What the task requires
Copy out each line of the material in which the word "Actual" appears.

(Dataset items)
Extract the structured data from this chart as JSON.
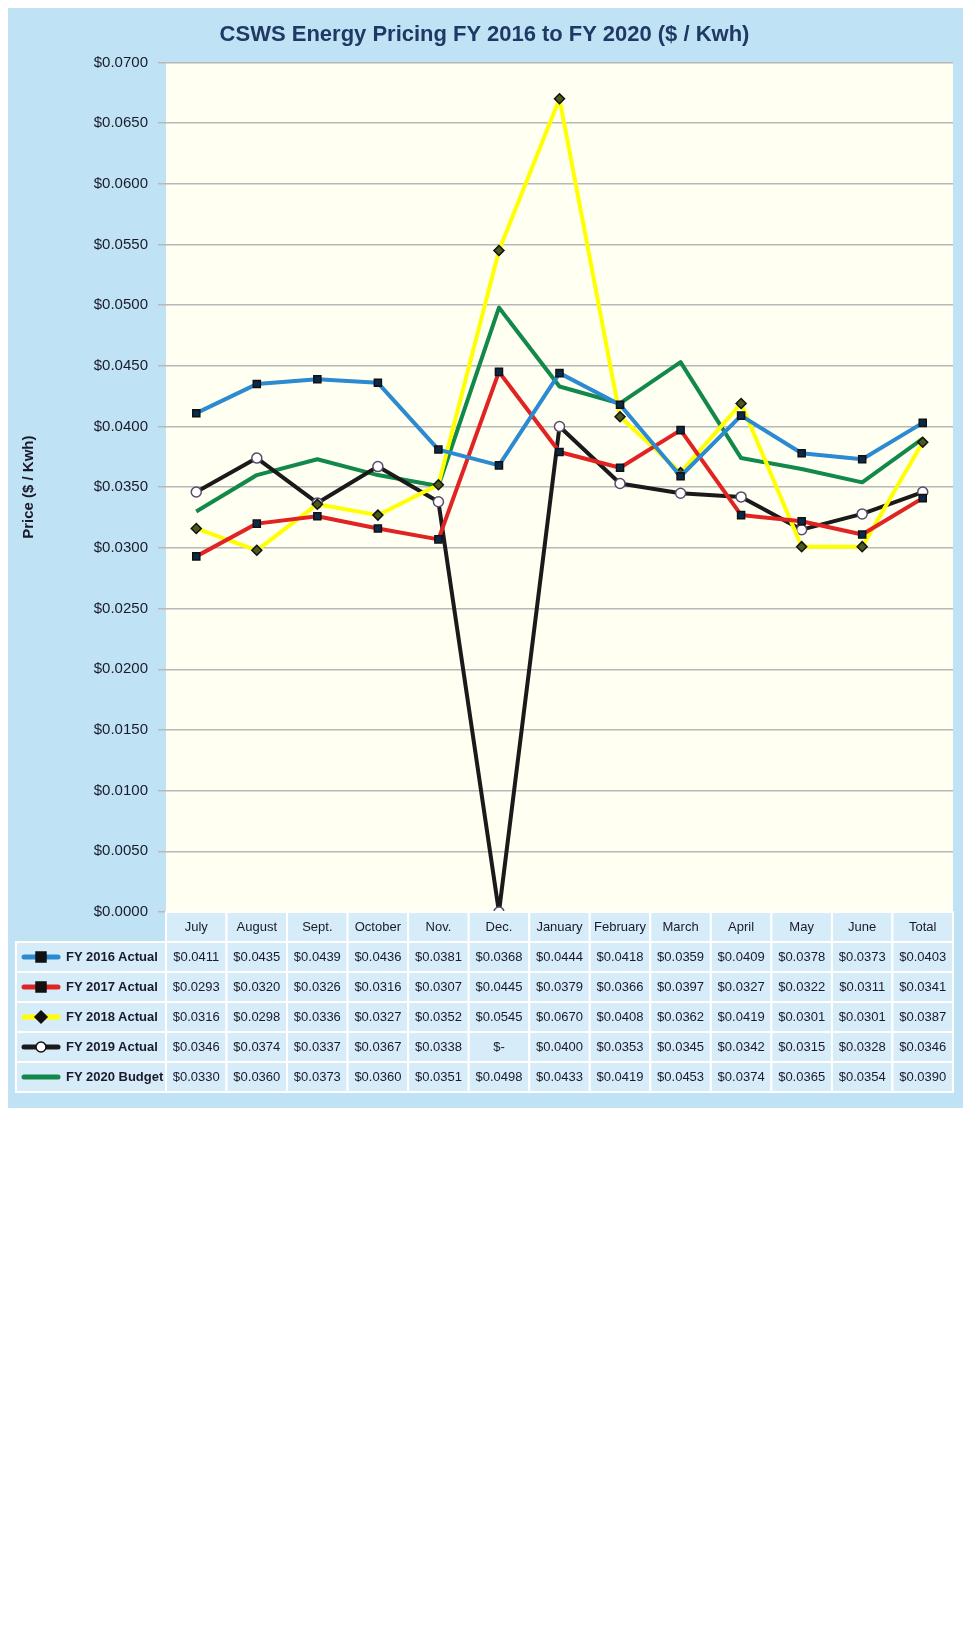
{
  "chart_data": {
    "type": "line",
    "title": "CSWS Energy Pricing FY 2016 to FY 2020 ($ / Kwh)",
    "ylabel": "Price ($ / Kwh)",
    "categories": [
      "July",
      "August",
      "Sept.",
      "October",
      "Nov.",
      "Dec.",
      "January",
      "February",
      "March",
      "April",
      "May",
      "June",
      "Total"
    ],
    "ylim": [
      0,
      0.07
    ],
    "yticks": [
      {
        "value": 0,
        "label": "$0.0000"
      },
      {
        "value": 0.005,
        "label": "$0.0050"
      },
      {
        "value": 0.01,
        "label": "$0.0100"
      },
      {
        "value": 0.015,
        "label": "$0.0150"
      },
      {
        "value": 0.02,
        "label": "$0.0200"
      },
      {
        "value": 0.025,
        "label": "$0.0250"
      },
      {
        "value": 0.03,
        "label": "$0.0300"
      },
      {
        "value": 0.035,
        "label": "$0.0350"
      },
      {
        "value": 0.04,
        "label": "$0.0400"
      },
      {
        "value": 0.045,
        "label": "$0.0450"
      },
      {
        "value": 0.05,
        "label": "$0.0500"
      },
      {
        "value": 0.055,
        "label": "$0.0550"
      },
      {
        "value": 0.06,
        "label": "$0.0600"
      },
      {
        "value": 0.065,
        "label": "$0.0650"
      },
      {
        "value": 0.07,
        "label": "$0.0700"
      }
    ],
    "grid": "y",
    "legend": "bottom",
    "series": [
      {
        "name": "FY 2016 Actual",
        "color": "#2b8ad0",
        "marker": "square",
        "values": [
          0.0411,
          0.0435,
          0.0439,
          0.0436,
          0.0381,
          0.0368,
          0.0444,
          0.0418,
          0.0359,
          0.0409,
          0.0378,
          0.0373,
          0.0403
        ],
        "value_labels": [
          "$0.0411",
          "$0.0435",
          "$0.0439",
          "$0.0436",
          "$0.0381",
          "$0.0368",
          "$0.0444",
          "$0.0418",
          "$0.0359",
          "$0.0409",
          "$0.0378",
          "$0.0373",
          "$0.0403"
        ]
      },
      {
        "name": "FY 2017 Actual",
        "color": "#e02424",
        "marker": "square",
        "values": [
          0.0293,
          0.032,
          0.0326,
          0.0316,
          0.0307,
          0.0445,
          0.0379,
          0.0366,
          0.0397,
          0.0327,
          0.0322,
          0.0311,
          0.0341
        ],
        "value_labels": [
          "$0.0293",
          "$0.0320",
          "$0.0326",
          "$0.0316",
          "$0.0307",
          "$0.0445",
          "$0.0379",
          "$0.0366",
          "$0.0397",
          "$0.0327",
          "$0.0322",
          "$0.0311",
          "$0.0341"
        ]
      },
      {
        "name": "FY 2018 Actual",
        "color": "#ffff00",
        "marker": "diamond",
        "values": [
          0.0316,
          0.0298,
          0.0336,
          0.0327,
          0.0352,
          0.0545,
          0.067,
          0.0408,
          0.0362,
          0.0419,
          0.0301,
          0.0301,
          0.0387
        ],
        "value_labels": [
          "$0.0316",
          "$0.0298",
          "$0.0336",
          "$0.0327",
          "$0.0352",
          "$0.0545",
          "$0.0670",
          "$0.0408",
          "$0.0362",
          "$0.0419",
          "$0.0301",
          "$0.0301",
          "$0.0387"
        ]
      },
      {
        "name": "FY 2019 Actual",
        "color": "#1a1a1a",
        "marker": "circle",
        "values": [
          0.0346,
          0.0374,
          0.0337,
          0.0367,
          0.0338,
          0,
          0.04,
          0.0353,
          0.0345,
          0.0342,
          0.0315,
          0.0328,
          0.0346
        ],
        "value_labels": [
          "$0.0346",
          "$0.0374",
          "$0.0337",
          "$0.0367",
          "$0.0338",
          "$-",
          "$0.0400",
          "$0.0353",
          "$0.0345",
          "$0.0342",
          "$0.0315",
          "$0.0328",
          "$0.0346"
        ]
      },
      {
        "name": "FY 2020 Budget",
        "color": "#12884a",
        "marker": "none",
        "values": [
          0.033,
          0.036,
          0.0373,
          0.036,
          0.0351,
          0.0498,
          0.0433,
          0.0419,
          0.0453,
          0.0374,
          0.0365,
          0.0354,
          0.039
        ],
        "value_labels": [
          "$0.0330",
          "$0.0360",
          "$0.0373",
          "$0.0360",
          "$0.0351",
          "$0.0498",
          "$0.0433",
          "$0.0419",
          "$0.0453",
          "$0.0374",
          "$0.0365",
          "$0.0354",
          "$0.0390"
        ]
      }
    ]
  }
}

Full response
        "name": "FY 2016 Actual",
        "name": "FY 2017 Actual",
        "name": "FY 2018 Actual",
        "name": "FY 2019 Actual",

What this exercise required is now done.